EXTRACT TO READ:

"""

House debates

Wednesday, 14 May 2014

Bills

G20 (Safety and Security) Complementary Bill 2014; Second Reading

12:06 pm

Photo of Michael DanbyMichael Danby (Melbourne Ports, Australian Labor Party, Shadow Parliamentary Secretary to the Leader of the Opposition) Share this | Hansard source

In my comments today about the G20 (Safety and Security) Complementary Bill 2014 it is worth remembering some of the history and context of this bill. Prime Minister Gillard won a place for Australia at the United Nations Security Council, despite the doubts and indecision of her then foreign minister. Former Prime Minister Rudd played a key role in making the G20 the eminent international forum that it has become and making Australia part of it. It is a forum that is probably more important even than the G8 these days—or the G7 as it is going to become.

The summit taking place in Brisbane will be the most significant meeting of world leaders in Australia. This important meeting demands extra security measures, which is why the opposition is supporting this bill. The bill provides a mechanism for dealing with any overlap between provisions in the Queensland act G20 (Safety and Security) Act 2013 and existing Commonwealth legislation. Importantly, the powers are exercisable for a limited period and apply only with respect to certain specified locations, including the Brisbane Airport, which is a Commonwealth property.

"""

EXTRACTED ENTRIES:

"""

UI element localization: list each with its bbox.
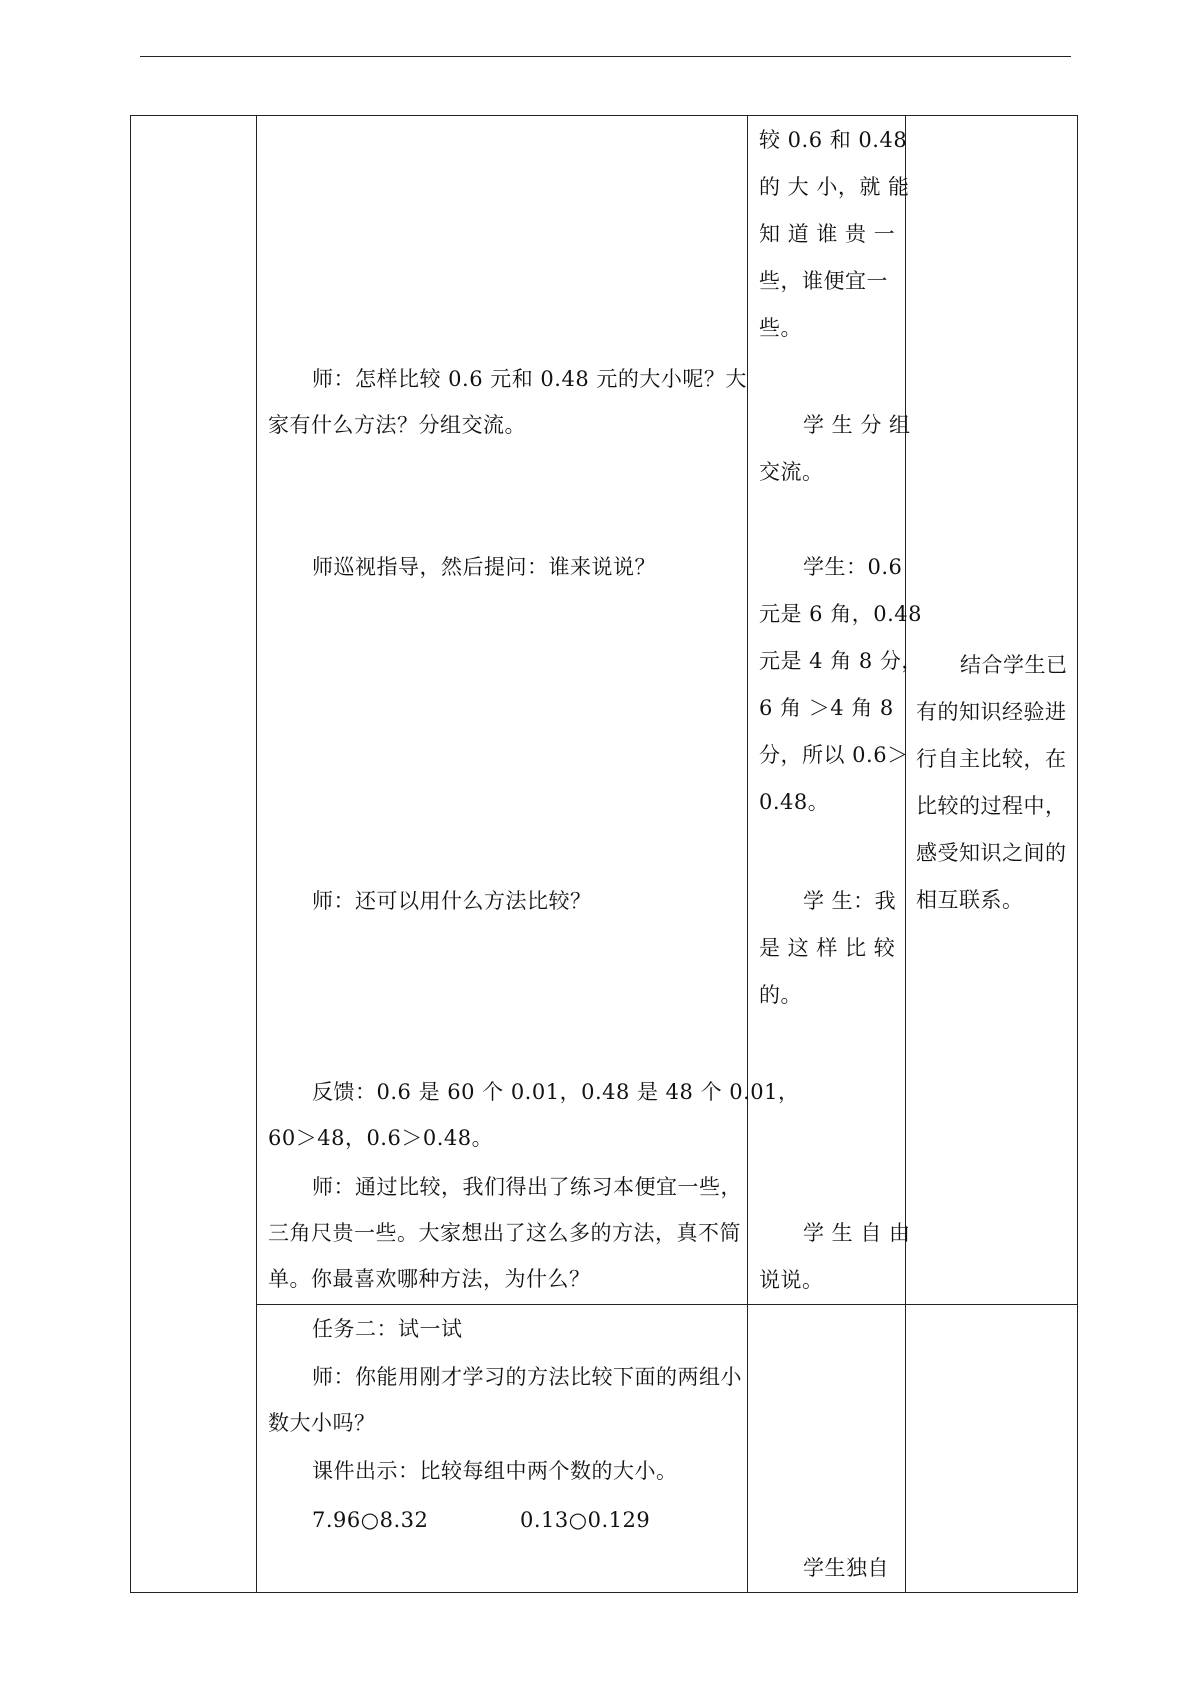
header-rule xyxy=(140,56,1071,57)
student-response-3-line: 0.48。 xyxy=(759,790,830,814)
teacher-summary-line2: 三角尺贵一些。大家想出了这么多的方法，真不简 xyxy=(268,1221,741,1245)
design-note-line: 感受知识之间的 xyxy=(916,841,1067,865)
table-col-divider-2 xyxy=(747,115,748,1593)
design-note-line: 相互联系。 xyxy=(916,888,1024,912)
design-note-line: 结合学生已 xyxy=(960,653,1068,677)
teacher-prompt-line1: 师：你能用刚才学习的方法比较下面的两组小 xyxy=(312,1365,742,1389)
teacher-guidance: 师巡视指导，然后提问：谁来说说？ xyxy=(312,555,656,579)
student-response-5-line: 学 生 自 由 xyxy=(803,1221,911,1245)
design-note-line: 有的知识经验进 xyxy=(916,700,1067,724)
student-response-1-line: 些，谁便宜一 xyxy=(759,269,888,293)
student-response-1-line: 些。 xyxy=(759,316,802,340)
student-response-1-line: 的 大 小，就 能 xyxy=(759,175,910,199)
teacher-question-method: 师：还可以用什么方法比较？ xyxy=(312,889,592,913)
student-response-4-line: 学 生：我 xyxy=(803,889,897,913)
student-response-3-line: 分，所以 0.6＞ xyxy=(759,743,909,767)
table-border-top xyxy=(130,115,1078,116)
table-border-left xyxy=(130,115,131,1593)
feedback-line1: 反馈：0.6 是 60 个 0.01，0.48 是 48 个 0.01， xyxy=(312,1080,800,1104)
student-response-2-line: 学 生 分 组 xyxy=(803,413,911,437)
table-col-divider-1 xyxy=(256,115,257,1593)
comparison-pair-2: 0.13○0.129 xyxy=(520,1508,651,1532)
student-response-1-line: 知 道 谁 贵 一 xyxy=(759,222,896,246)
student-response-2-line: 交流。 xyxy=(759,460,824,484)
teacher-question-line1: 师：怎样比较 0.6 元和 0.48 元的大小呢？大 xyxy=(312,367,747,391)
teacher-question-line2: 家有什么方法？分组交流。 xyxy=(268,413,526,437)
teacher-summary-line1: 师：通过比较，我们得出了练习本便宜一些， xyxy=(312,1175,742,1199)
table-border-right xyxy=(1077,115,1078,1593)
student-response-5-line: 说说。 xyxy=(759,1268,824,1292)
comparison-pair-1: 7.96○8.32 xyxy=(312,1508,429,1532)
teacher-summary-line3: 单。你最喜欢哪种方法，为什么？ xyxy=(268,1267,591,1291)
design-note-line: 行自主比较，在 xyxy=(916,747,1067,771)
task-two-heading: 任务二：试一试 xyxy=(312,1317,463,1341)
table-row-divider xyxy=(256,1304,1078,1305)
design-note-line: 比较的过程中， xyxy=(916,794,1067,818)
student-response-3-line: 学生：0.6 xyxy=(803,555,903,579)
student-response-4-line: 是 这 样 比 较 xyxy=(759,936,896,960)
student-response-3-line: 元是 6 角，0.48 xyxy=(759,602,922,626)
teacher-prompt-line2: 数大小吗？ xyxy=(268,1411,376,1435)
table-col-divider-3 xyxy=(905,115,906,1593)
feedback-line2: 60＞48，0.6＞0.48。 xyxy=(268,1126,494,1150)
student-response-6-line: 学生独自 xyxy=(803,1556,889,1580)
courseware-instruction: 课件出示：比较每组中两个数的大小。 xyxy=(312,1459,678,1483)
table-border-bottom xyxy=(130,1592,1078,1593)
student-response-3-line: 6 角 ＞4 角 8 xyxy=(759,696,894,720)
student-response-4-line: 的。 xyxy=(759,983,802,1007)
student-response-3-line: 元是 4 角 8 分， xyxy=(759,649,923,673)
student-response-1-line: 较 0.6 和 0.48 xyxy=(759,128,908,152)
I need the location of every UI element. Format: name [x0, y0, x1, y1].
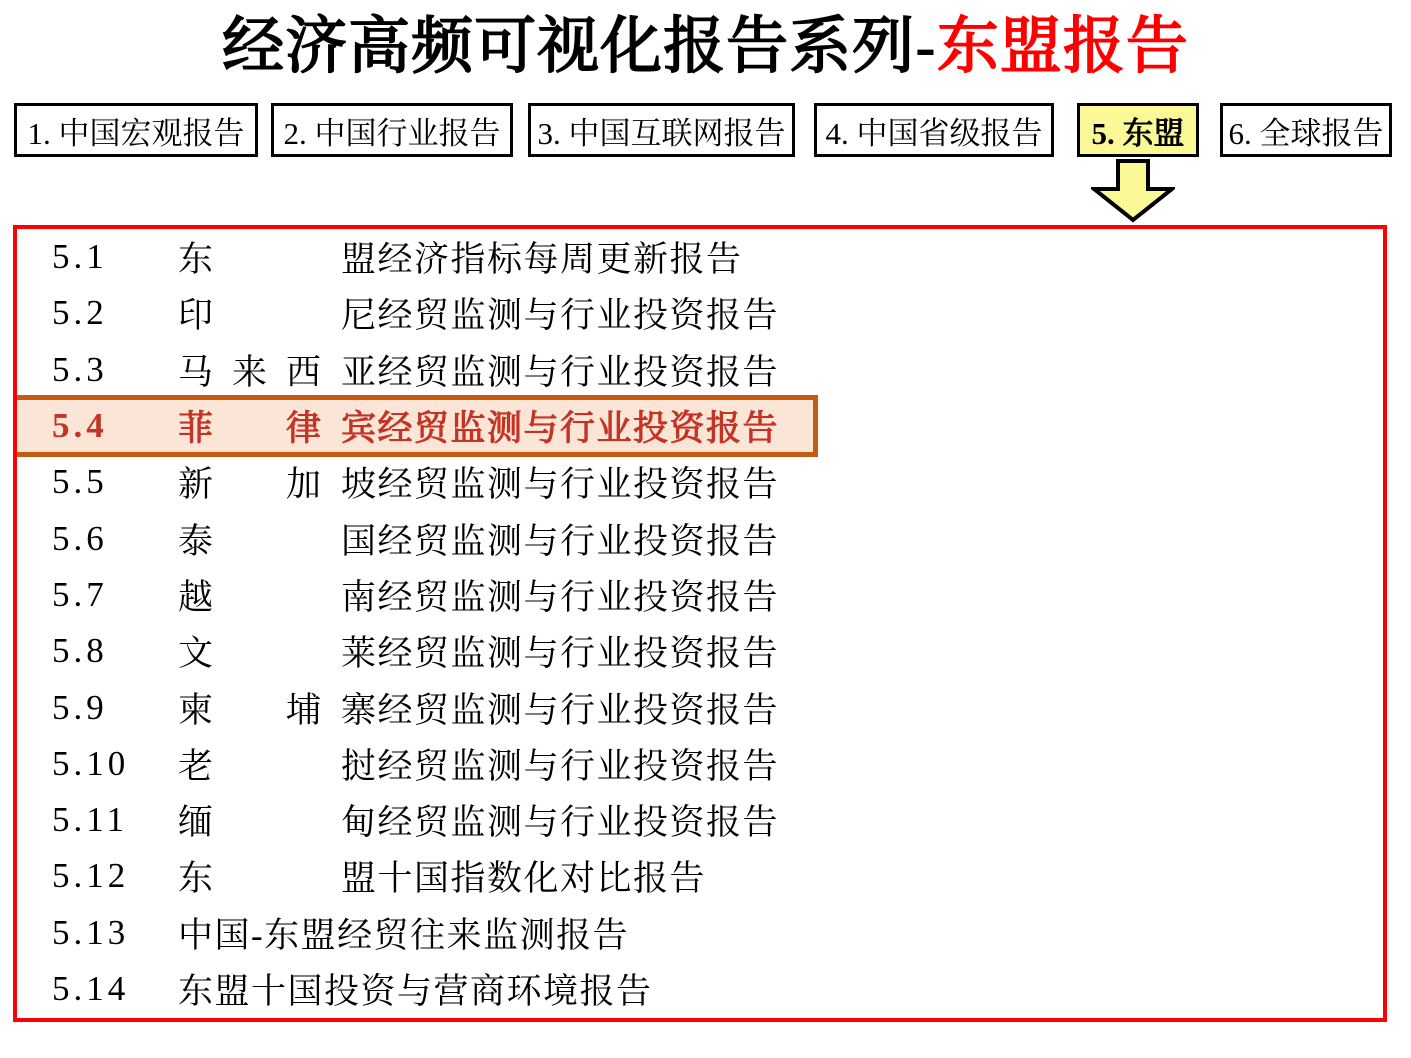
report-row-5.3[interactable]	[17, 342, 1383, 398]
page-title-red: 东盟报告	[936, 13, 1189, 81]
report-country-justified: 泰	[178, 521, 214, 561]
report-row-5.8[interactable]	[17, 623, 1383, 679]
tab-label: 4. 中国省级报告	[825, 115, 1043, 151]
report-country-justified: 缅	[178, 803, 214, 843]
tab-6[interactable]	[1220, 103, 1392, 157]
report-row-5.2[interactable]	[17, 285, 1383, 341]
report-row-5.4[interactable]	[13, 395, 818, 457]
report-country-justified: 老	[178, 746, 214, 786]
report-number: 5.10	[52, 743, 130, 783]
report-row-5.7[interactable]	[17, 567, 1383, 623]
report-country-justified: 柬埔	[178, 690, 321, 730]
report-number: 5.6	[52, 518, 108, 558]
report-country-justified: 新加	[178, 465, 321, 505]
report-row-5.1[interactable]	[17, 229, 1383, 285]
report-number: 5.14	[52, 969, 130, 1009]
report-row-5.9[interactable]	[17, 679, 1383, 735]
report-title: 中国-东盟经贸往来监测报告	[178, 915, 630, 955]
report-country-justified: 越	[178, 577, 214, 617]
report-title: 东盟十国投资与营商环境报告	[178, 972, 653, 1012]
report-row-5.13[interactable]	[17, 905, 1383, 961]
report-number: 5.9	[52, 687, 108, 727]
report-title: 国经贸监测与行业投资报告	[341, 521, 780, 561]
report-title: 尼经贸监测与行业投资报告	[341, 296, 780, 336]
report-country-justified: 文	[178, 634, 214, 674]
down-arrow-icon	[1091, 158, 1175, 224]
tab-3[interactable]	[528, 103, 795, 157]
report-number: 5.12	[52, 856, 130, 896]
report-row-5.6[interactable]	[17, 511, 1383, 567]
report-number: 5.2	[52, 293, 108, 333]
report-country-justified: 东	[178, 859, 214, 899]
report-country-justified: 马来西	[178, 352, 321, 392]
report-title: 亚经贸监测与行业投资报告	[341, 352, 780, 392]
report-title: 甸经贸监测与行业投资报告	[341, 803, 780, 843]
report-country-justified: 印	[178, 296, 214, 336]
report-number: 5.11	[52, 800, 128, 840]
report-title: 莱经贸监测与行业投资报告	[341, 634, 780, 674]
report-number: 5.5	[52, 462, 108, 502]
tab-2[interactable]	[271, 103, 513, 157]
tab-label: 5. 东盟	[1091, 115, 1185, 151]
report-row-5.14[interactable]	[17, 961, 1383, 1017]
report-number: 5.13	[52, 912, 130, 952]
tab-label: 1. 中国宏观报告	[27, 115, 245, 151]
report-title: 南经贸监测与行业投资报告	[341, 577, 780, 617]
report-title: 寨经贸监测与行业投资报告	[341, 690, 780, 730]
report-title: 坡经贸监测与行业投资报告	[341, 465, 780, 505]
tab-label: 2. 中国行业报告	[283, 115, 501, 151]
page-title-black: 经济高频可视化报告系列-	[222, 13, 937, 81]
report-number: 5.8	[52, 631, 108, 671]
tab-label: 3. 中国互联网报告	[537, 115, 786, 151]
tab-label: 6. 全球报告	[1228, 115, 1384, 151]
report-number: 5.3	[52, 349, 108, 389]
report-number: 5.1	[52, 237, 108, 277]
tab-4[interactable]	[814, 103, 1054, 157]
report-row-5.11[interactable]	[17, 792, 1383, 848]
report-country-justified: 菲律	[178, 409, 321, 449]
report-title: 挝经贸监测与行业投资报告	[341, 746, 780, 786]
tab-1[interactable]	[14, 103, 258, 157]
tab-5[interactable]	[1077, 103, 1199, 157]
report-title: 盟十国指数化对比报告	[341, 859, 707, 899]
report-number: 5.7	[52, 574, 108, 614]
report-row-5.10[interactable]	[17, 736, 1383, 792]
report-number: 5.4	[52, 406, 108, 446]
report-country-justified: 东	[178, 240, 214, 280]
page-title	[0, 8, 1411, 86]
report-title: 盟经济指标每周更新报告	[341, 240, 743, 280]
report-title: 宾经贸监测与行业投资报告	[341, 409, 780, 449]
report-row-5.12[interactable]	[17, 848, 1383, 904]
report-row-5.5[interactable]	[17, 454, 1383, 510]
report-list-panel	[13, 225, 1387, 1022]
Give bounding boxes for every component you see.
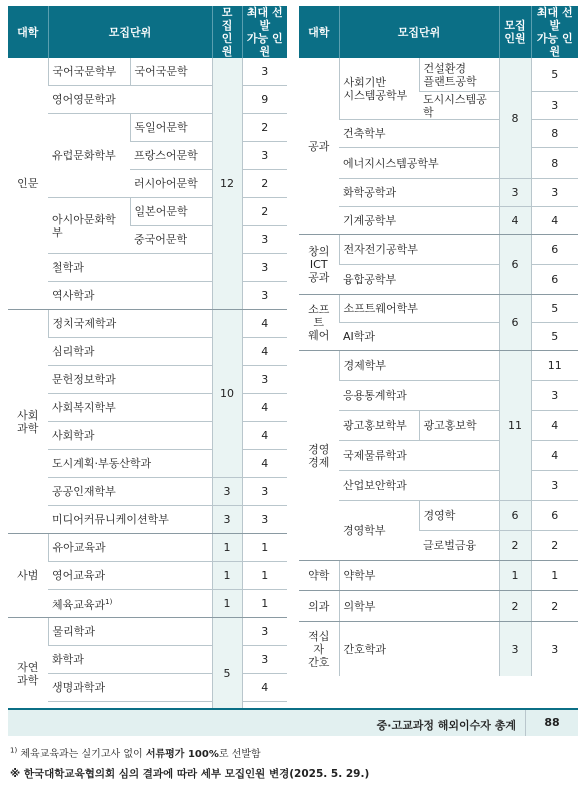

"""

WHAT THE EXERCISE ASKS:
In the speech on the G20 security bill, which Commonwealth property is named among the specified locations where the powers apply? The records have no role in this exercise.

RIGHT ANSWER:
The Brisbane Airport.